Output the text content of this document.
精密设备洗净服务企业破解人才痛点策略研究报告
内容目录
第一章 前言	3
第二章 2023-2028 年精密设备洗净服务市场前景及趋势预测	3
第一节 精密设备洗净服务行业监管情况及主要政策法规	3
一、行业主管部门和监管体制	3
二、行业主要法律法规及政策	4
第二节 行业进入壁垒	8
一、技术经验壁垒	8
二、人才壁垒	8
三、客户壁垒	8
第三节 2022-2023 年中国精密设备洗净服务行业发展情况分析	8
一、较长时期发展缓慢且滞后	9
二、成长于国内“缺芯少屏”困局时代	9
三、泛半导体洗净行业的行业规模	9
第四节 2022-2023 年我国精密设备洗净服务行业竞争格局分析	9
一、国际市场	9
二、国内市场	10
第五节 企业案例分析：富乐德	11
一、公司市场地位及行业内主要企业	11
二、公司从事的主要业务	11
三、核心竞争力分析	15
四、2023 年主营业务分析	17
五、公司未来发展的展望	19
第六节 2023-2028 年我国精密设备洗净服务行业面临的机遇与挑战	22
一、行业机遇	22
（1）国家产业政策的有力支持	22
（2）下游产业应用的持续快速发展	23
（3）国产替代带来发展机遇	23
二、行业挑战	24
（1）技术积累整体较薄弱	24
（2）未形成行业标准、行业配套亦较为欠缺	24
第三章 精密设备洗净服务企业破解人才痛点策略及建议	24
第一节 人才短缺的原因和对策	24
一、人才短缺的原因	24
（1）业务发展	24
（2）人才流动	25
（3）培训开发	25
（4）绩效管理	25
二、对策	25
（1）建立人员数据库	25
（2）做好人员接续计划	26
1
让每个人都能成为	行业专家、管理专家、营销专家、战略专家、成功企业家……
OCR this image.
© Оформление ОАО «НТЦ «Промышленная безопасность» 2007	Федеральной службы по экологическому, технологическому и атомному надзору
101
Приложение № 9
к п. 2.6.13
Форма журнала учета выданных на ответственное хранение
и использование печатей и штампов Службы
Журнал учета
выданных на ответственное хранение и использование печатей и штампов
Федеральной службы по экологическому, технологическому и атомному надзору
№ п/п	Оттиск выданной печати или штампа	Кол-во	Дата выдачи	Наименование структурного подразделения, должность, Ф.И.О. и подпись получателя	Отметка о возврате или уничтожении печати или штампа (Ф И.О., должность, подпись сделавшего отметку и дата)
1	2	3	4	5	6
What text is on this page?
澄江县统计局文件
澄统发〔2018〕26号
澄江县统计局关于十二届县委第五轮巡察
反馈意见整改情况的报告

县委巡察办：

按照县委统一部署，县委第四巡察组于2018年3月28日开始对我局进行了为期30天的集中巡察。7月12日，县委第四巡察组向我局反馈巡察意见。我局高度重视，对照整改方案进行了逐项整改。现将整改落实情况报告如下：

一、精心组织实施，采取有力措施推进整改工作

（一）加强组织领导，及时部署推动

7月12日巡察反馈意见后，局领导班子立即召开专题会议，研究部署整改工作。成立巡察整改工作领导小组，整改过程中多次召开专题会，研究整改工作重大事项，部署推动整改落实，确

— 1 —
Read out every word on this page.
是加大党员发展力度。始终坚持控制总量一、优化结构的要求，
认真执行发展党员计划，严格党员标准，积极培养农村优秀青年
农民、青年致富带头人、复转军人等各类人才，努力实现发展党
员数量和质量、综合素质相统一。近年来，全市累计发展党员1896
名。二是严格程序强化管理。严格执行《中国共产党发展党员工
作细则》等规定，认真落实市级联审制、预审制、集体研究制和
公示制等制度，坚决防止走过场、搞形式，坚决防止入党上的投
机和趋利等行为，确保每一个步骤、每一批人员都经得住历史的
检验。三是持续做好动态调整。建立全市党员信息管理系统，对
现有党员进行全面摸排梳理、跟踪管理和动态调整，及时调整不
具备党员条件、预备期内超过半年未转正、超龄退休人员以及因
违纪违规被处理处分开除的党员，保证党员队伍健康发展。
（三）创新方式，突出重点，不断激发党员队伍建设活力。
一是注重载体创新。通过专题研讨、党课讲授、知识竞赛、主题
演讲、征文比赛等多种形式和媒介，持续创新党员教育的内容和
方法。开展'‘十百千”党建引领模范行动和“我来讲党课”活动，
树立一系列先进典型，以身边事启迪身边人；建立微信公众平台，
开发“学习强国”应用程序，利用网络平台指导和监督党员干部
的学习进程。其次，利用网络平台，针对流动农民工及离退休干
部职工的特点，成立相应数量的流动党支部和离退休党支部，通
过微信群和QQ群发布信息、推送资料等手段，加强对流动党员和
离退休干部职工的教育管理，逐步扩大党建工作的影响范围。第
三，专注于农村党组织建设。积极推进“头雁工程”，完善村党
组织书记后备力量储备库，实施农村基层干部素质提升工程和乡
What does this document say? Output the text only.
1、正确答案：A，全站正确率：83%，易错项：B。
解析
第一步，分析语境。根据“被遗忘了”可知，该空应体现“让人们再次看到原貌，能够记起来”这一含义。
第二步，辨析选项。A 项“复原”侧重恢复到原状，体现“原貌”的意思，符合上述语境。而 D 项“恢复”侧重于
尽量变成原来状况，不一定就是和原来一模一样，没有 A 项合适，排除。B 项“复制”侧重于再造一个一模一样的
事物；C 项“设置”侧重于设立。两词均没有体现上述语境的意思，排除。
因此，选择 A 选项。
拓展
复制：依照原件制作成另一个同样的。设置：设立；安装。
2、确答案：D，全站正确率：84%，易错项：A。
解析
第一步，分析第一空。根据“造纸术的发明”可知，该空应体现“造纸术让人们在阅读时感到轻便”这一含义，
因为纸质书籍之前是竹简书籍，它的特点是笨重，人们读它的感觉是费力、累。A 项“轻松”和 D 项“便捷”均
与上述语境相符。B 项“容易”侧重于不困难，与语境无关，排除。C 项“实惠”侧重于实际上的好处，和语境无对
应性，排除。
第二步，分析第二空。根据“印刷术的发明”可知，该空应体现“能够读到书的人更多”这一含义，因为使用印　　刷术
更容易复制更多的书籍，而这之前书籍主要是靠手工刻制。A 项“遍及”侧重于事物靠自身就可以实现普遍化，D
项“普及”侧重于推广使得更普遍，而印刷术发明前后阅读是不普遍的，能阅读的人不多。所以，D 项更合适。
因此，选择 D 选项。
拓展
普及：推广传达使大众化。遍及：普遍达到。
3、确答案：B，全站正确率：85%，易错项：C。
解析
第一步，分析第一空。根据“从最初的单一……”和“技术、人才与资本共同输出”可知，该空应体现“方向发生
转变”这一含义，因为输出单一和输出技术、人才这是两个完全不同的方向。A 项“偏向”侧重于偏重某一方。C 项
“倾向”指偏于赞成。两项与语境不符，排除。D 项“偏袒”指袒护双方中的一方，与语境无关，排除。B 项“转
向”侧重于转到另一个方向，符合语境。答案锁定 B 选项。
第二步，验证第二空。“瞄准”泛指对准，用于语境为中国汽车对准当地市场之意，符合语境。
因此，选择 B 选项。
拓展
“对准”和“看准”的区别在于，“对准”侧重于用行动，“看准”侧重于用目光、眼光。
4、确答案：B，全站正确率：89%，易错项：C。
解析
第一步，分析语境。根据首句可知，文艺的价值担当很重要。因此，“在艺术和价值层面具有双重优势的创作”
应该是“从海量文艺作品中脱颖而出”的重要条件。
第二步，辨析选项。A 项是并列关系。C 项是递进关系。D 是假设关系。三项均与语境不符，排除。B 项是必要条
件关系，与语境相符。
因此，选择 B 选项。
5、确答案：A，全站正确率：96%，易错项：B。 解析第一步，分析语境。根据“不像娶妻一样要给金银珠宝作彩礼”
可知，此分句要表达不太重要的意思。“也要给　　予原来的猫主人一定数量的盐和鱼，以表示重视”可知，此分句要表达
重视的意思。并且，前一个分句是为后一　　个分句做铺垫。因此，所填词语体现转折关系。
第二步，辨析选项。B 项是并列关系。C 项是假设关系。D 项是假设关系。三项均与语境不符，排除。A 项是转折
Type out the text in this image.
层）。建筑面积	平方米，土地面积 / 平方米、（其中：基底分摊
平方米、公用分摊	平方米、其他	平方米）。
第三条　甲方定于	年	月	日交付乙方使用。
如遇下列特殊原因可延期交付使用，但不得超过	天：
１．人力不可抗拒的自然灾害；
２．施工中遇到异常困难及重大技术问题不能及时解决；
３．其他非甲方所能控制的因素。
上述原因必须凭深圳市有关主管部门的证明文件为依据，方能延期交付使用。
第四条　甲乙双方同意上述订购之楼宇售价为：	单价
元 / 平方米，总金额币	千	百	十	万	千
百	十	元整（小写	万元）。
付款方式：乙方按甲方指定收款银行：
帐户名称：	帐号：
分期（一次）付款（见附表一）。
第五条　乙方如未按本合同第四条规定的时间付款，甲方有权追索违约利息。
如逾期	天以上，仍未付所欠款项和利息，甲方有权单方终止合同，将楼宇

**Short problem**: Search the listing above for the string "технологическому". Copy every line that contains it.

**Written response**:
© Оформление ОАО «НТЦ «Промышленная безопасность» 2007	Федеральной службы по экологическому, технологическому и атомному надзору
Федеральной службы по экологическому, технологическому и атомному надзору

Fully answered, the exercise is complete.